__Short exercise__. Can the data below be set down again exactly, line for line?

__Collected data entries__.
#####

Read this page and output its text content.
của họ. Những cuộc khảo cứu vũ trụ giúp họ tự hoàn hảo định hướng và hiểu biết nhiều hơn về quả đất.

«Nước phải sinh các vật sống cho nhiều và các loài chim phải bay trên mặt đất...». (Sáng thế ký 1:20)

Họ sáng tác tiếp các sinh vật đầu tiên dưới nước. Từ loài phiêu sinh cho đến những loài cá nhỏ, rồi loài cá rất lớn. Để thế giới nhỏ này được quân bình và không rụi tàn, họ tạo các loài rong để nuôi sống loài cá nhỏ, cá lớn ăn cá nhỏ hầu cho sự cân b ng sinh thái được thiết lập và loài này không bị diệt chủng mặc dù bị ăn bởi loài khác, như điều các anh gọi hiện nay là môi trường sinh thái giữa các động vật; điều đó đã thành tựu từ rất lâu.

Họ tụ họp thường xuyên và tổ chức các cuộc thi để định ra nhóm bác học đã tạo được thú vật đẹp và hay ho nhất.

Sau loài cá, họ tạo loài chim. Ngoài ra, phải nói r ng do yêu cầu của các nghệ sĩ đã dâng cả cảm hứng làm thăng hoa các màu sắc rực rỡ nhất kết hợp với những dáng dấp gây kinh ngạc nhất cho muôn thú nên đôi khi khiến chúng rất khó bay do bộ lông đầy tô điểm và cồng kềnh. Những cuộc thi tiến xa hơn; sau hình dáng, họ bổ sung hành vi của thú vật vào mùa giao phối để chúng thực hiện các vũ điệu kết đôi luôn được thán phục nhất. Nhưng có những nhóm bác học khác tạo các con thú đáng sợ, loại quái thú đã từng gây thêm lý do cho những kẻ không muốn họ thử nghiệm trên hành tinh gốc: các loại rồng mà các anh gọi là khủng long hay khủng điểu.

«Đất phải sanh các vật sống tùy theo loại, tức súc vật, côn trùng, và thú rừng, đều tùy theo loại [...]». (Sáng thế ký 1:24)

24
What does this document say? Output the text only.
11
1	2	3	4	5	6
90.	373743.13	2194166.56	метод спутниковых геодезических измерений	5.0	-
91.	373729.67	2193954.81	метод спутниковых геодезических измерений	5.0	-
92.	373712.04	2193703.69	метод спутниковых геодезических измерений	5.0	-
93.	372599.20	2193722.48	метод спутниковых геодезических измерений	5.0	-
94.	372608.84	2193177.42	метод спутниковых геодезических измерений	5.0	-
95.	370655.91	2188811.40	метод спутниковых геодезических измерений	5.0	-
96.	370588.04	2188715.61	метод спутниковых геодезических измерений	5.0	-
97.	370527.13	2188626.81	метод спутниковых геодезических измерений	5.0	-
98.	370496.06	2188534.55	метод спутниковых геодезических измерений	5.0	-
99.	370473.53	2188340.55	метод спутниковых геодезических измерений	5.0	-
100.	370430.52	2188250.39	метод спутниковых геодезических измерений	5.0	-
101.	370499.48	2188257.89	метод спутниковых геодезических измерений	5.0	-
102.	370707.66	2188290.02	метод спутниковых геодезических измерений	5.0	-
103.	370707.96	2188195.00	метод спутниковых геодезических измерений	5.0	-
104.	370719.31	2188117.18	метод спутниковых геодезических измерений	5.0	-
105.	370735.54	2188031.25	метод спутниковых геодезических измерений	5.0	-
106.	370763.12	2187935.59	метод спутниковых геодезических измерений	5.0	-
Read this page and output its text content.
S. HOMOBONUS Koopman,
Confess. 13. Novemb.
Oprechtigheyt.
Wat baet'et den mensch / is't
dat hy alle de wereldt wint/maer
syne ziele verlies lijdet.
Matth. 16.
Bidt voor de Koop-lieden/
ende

#####

__Result for this exercise__.
Read this page and output its text content.
của họ. Những cuộc khảo cứu vũ trụ giúp họ tự hoàn hảo định hướng và hiểu biết nhiều hơn về quả đất.

«Nước phải sinh các vật sống cho nhiều và các loài chim phải bay trên mặt đất...». (Sáng thế ký 1:20)

Họ sáng tác tiếp các sinh vật đầu tiên dưới nước. Từ loài phiêu sinh cho đến những loài cá nhỏ, rồi loài cá rất lớn. Để thế giới nhỏ này được quân bình và không rụi tàn, họ tạo các loài rong để nuôi sống loài cá nhỏ, cá lớn ăn cá nhỏ hầu cho sự cân b ng sinh thái được thiết lập và loài này không bị diệt chủng mặc dù bị ăn bởi loài khác, như điều các anh gọi hiện nay là môi trường sinh thái giữa các động vật; điều đó đã thành tựu từ rất lâu.

Họ tụ họp thường xuyên và tổ chức các cuộc thi để định ra nhóm bác học đã tạo được thú vật đẹp và hay ho nhất.

Sau loài cá, họ tạo loài chim. Ngoài ra, phải nói r ng do yêu cầu của các nghệ sĩ đã dâng cả cảm hứng làm thăng hoa các màu sắc rực rỡ nhất kết hợp với những dáng dấp gây kinh ngạc nhất cho muôn thú nên đôi khi khiến chúng rất khó bay do bộ lông đầy tô điểm và cồng kềnh. Những cuộc thi tiến xa hơn; sau hình dáng, họ bổ sung hành vi của thú vật vào mùa giao phối để chúng thực hiện các vũ điệu kết đôi luôn được thán phục nhất. Nhưng có những nhóm bác học khác tạo các con thú đáng sợ, loại quái thú đã từng gây thêm lý do cho những kẻ không muốn họ thử nghiệm trên hành tinh gốc: các loại rồng mà các anh gọi là khủng long hay khủng điểu.

«Đất phải sanh các vật sống tùy theo loại, tức súc vật, côn trùng, và thú rừng, đều tùy theo loại [...]». (Sáng thế ký 1:24)

24
What does this document say? Output the text only.
11
1	2	3	4	5	6
90.	373743.13	2194166.56	метод спутниковых геодезических измерений	5.0	-
91.	373729.67	2193954.81	метод спутниковых геодезических измерений	5.0	-
92.	373712.04	2193703.69	метод спутниковых геодезических измерений	5.0	-
93.	372599.20	2193722.48	метод спутниковых геодезических измерений	5.0	-
94.	372608.84	2193177.42	метод спутниковых геодезических измерений	5.0	-
95.	370655.91	2188811.40	метод спутниковых геодезических измерений	5.0	-
96.	370588.04	2188715.61	метод спутниковых геодезических измерений	5.0	-
97.	370527.13	2188626.81	метод спутниковых геодезических измерений	5.0	-
98.	370496.06	2188534.55	метод спутниковых геодезических измерений	5.0	-
99.	370473.53	2188340.55	метод спутниковых геодезических измерений	5.0	-
100.	370430.52	2188250.39	метод спутниковых геодезических измерений	5.0	-
101.	370499.48	2188257.89	метод спутниковых геодезических измерений	5.0	-
102.	370707.66	2188290.02	метод спутниковых геодезических измерений	5.0	-
103.	370707.96	2188195.00	метод спутниковых геодезических измерений	5.0	-
104.	370719.31	2188117.18	метод спутниковых геодезических измерений	5.0	-
105.	370735.54	2188031.25	метод спутниковых геодезических измерений	5.0	-
106.	370763.12	2187935.59	метод спутниковых геодезических измерений	5.0	-
Read this page and output its text content.
S. HOMOBONUS Koopman,
Confess. 13. Novemb.
Oprechtigheyt.
Wat baet'et den mensch / is't
dat hy alle de wereldt wint/maer
syne ziele verlies lijdet.
Matth. 16.
Bidt voor de Koop-lieden/
ende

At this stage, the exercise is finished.